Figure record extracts
================================

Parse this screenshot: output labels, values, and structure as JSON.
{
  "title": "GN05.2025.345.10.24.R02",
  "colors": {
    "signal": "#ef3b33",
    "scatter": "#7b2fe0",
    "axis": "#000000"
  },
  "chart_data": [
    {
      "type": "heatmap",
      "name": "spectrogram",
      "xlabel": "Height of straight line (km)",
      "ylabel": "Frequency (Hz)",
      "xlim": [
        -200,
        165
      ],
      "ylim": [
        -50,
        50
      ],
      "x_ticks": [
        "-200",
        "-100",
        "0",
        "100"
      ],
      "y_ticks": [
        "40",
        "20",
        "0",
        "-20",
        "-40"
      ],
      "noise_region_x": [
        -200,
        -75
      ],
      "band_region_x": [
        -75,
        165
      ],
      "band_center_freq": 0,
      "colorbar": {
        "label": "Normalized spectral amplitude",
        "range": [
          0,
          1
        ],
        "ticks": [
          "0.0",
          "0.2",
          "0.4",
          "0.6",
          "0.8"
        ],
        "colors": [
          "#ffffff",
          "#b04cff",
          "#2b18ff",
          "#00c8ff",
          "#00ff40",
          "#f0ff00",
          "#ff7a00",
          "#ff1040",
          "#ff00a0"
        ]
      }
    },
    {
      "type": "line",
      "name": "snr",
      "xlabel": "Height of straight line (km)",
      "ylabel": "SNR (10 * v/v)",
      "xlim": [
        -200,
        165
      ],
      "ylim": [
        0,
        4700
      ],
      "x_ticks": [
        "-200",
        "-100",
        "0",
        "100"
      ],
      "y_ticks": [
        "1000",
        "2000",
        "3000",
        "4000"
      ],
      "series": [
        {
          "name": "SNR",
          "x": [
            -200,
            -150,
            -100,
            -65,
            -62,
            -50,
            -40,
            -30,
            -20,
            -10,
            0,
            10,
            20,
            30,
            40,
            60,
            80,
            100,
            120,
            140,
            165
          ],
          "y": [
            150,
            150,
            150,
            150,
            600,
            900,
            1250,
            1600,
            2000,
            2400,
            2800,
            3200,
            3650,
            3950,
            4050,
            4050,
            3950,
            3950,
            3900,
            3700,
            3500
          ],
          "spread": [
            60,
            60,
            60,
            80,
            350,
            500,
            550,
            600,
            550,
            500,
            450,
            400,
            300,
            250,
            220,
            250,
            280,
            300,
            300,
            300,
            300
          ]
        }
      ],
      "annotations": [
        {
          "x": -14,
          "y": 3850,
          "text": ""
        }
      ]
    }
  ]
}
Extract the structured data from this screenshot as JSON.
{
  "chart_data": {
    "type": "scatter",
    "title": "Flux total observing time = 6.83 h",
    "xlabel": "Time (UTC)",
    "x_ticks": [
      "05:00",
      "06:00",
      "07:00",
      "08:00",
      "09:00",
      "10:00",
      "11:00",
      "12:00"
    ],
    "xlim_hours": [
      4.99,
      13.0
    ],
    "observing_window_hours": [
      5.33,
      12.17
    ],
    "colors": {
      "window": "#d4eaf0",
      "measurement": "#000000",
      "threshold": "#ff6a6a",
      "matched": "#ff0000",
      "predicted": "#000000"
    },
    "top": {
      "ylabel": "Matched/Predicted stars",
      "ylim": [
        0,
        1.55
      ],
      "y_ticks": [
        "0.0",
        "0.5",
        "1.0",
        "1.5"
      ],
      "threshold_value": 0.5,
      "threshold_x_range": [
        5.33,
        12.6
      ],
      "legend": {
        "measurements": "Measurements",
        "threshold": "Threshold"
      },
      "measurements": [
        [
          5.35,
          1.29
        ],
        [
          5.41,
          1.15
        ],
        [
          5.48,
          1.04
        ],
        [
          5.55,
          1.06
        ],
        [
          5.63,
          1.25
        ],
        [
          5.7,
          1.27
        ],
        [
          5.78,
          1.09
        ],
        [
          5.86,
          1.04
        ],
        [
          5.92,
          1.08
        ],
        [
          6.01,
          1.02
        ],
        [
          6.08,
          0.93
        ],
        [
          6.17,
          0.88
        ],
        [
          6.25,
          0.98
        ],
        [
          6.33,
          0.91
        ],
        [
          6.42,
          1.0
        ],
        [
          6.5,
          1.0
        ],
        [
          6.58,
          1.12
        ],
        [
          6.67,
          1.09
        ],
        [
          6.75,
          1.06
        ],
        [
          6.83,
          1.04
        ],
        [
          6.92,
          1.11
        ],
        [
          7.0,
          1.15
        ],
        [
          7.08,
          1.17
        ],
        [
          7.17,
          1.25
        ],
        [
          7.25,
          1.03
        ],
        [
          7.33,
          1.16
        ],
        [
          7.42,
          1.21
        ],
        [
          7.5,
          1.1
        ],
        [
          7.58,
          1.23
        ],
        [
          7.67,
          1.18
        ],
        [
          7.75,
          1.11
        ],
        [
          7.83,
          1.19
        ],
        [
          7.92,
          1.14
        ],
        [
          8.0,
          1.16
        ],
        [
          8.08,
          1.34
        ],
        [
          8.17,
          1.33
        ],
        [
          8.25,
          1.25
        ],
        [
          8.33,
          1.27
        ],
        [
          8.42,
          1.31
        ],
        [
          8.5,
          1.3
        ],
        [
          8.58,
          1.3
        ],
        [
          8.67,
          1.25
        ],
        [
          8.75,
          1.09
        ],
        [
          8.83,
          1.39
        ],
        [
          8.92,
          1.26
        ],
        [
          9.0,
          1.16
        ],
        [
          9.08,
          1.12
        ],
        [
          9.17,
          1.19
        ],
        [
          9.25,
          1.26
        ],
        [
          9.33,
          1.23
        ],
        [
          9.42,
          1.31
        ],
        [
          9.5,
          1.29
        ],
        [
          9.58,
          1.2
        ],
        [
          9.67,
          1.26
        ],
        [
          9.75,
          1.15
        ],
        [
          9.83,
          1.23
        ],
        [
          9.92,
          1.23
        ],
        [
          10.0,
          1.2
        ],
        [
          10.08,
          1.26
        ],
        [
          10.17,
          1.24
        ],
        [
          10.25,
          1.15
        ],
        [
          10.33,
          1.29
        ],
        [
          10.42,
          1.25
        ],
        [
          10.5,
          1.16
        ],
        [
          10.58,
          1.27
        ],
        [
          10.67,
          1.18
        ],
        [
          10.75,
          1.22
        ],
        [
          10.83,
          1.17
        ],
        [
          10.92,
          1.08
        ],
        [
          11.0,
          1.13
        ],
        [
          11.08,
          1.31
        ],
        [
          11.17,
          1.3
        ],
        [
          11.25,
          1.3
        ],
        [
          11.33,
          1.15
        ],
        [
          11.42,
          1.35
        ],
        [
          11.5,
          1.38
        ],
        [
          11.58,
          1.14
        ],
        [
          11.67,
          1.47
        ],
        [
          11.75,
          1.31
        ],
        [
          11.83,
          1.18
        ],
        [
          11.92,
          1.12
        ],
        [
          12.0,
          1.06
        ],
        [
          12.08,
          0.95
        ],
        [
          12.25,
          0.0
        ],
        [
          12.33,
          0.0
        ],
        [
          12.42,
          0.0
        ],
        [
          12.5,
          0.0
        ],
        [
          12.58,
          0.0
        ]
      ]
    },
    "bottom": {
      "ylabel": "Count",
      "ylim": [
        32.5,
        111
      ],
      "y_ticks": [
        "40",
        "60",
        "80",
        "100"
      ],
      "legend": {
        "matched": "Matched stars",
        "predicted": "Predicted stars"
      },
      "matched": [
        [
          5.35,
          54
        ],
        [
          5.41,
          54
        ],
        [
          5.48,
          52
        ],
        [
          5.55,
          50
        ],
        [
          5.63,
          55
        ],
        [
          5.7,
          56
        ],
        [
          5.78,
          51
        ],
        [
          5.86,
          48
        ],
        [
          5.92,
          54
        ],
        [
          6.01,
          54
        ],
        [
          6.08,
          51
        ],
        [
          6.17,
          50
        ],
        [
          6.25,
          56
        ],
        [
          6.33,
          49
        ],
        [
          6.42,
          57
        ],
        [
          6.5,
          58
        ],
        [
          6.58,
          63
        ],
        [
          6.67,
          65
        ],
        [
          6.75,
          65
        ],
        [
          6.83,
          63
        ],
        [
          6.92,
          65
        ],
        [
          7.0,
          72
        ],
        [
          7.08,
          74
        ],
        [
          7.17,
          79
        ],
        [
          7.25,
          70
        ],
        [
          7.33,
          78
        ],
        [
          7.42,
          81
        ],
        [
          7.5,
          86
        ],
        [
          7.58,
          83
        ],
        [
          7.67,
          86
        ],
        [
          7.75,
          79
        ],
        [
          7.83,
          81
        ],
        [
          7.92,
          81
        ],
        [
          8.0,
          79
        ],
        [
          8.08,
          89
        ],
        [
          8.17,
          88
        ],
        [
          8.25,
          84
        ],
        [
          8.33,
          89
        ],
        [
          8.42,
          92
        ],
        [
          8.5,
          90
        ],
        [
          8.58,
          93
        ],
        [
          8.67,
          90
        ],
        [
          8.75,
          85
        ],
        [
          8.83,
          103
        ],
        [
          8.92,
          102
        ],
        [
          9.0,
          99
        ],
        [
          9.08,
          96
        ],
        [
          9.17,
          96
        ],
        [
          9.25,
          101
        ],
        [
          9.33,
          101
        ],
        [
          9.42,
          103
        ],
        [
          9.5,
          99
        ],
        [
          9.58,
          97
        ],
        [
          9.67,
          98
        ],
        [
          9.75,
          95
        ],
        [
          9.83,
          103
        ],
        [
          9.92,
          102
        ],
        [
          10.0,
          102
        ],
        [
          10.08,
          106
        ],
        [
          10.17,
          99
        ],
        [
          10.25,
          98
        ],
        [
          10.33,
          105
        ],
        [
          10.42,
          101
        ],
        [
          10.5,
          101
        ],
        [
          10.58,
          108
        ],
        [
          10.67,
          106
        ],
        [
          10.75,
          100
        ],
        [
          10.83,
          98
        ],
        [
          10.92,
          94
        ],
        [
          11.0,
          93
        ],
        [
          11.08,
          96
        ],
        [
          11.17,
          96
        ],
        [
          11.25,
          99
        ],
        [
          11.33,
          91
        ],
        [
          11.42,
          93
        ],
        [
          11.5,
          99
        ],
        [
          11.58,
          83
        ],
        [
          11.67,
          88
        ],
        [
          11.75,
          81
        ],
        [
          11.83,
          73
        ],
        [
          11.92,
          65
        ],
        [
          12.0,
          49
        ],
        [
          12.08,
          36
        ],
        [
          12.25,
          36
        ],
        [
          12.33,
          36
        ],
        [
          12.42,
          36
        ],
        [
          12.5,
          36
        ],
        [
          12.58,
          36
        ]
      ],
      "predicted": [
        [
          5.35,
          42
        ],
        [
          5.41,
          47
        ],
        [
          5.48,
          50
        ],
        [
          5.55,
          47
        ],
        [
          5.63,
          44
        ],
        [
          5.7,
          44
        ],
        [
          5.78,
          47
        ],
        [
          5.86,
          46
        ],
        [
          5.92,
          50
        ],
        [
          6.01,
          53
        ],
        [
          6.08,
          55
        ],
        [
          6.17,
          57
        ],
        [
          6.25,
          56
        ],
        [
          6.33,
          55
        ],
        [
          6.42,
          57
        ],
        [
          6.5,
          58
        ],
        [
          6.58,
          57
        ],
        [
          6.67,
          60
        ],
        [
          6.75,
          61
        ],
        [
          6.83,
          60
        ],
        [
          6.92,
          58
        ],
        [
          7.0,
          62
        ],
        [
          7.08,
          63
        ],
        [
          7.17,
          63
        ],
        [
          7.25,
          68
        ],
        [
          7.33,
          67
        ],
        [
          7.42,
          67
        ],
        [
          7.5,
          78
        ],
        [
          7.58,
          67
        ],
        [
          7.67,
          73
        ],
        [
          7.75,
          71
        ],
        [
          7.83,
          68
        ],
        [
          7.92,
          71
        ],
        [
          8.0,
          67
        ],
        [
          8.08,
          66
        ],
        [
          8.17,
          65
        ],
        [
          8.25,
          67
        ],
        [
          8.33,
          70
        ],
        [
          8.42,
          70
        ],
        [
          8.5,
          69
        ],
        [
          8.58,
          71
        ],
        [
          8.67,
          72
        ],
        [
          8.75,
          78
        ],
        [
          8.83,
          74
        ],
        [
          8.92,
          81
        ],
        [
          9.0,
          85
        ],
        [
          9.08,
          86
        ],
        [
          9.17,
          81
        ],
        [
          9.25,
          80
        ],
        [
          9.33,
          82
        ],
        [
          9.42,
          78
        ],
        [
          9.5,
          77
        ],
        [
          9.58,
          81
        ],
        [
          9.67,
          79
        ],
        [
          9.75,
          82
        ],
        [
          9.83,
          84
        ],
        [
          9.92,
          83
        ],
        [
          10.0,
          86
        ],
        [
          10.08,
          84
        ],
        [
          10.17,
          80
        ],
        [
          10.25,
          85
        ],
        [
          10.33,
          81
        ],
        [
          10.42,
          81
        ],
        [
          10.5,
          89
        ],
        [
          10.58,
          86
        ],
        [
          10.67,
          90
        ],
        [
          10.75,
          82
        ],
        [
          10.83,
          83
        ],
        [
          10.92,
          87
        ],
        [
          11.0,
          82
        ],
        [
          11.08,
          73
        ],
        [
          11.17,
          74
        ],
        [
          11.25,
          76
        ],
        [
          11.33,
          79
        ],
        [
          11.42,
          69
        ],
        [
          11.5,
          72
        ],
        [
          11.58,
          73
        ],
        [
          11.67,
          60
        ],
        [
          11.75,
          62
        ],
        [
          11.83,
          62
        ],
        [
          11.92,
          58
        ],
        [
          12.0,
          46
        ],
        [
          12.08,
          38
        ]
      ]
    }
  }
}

================================

To be done: Only lines with the word "this" are wanted, so copy each one from the records.

Finished answer:
Parse this screenshot: output labels, values, and structure as JSON.
Extract the structured data from this screenshot as JSON.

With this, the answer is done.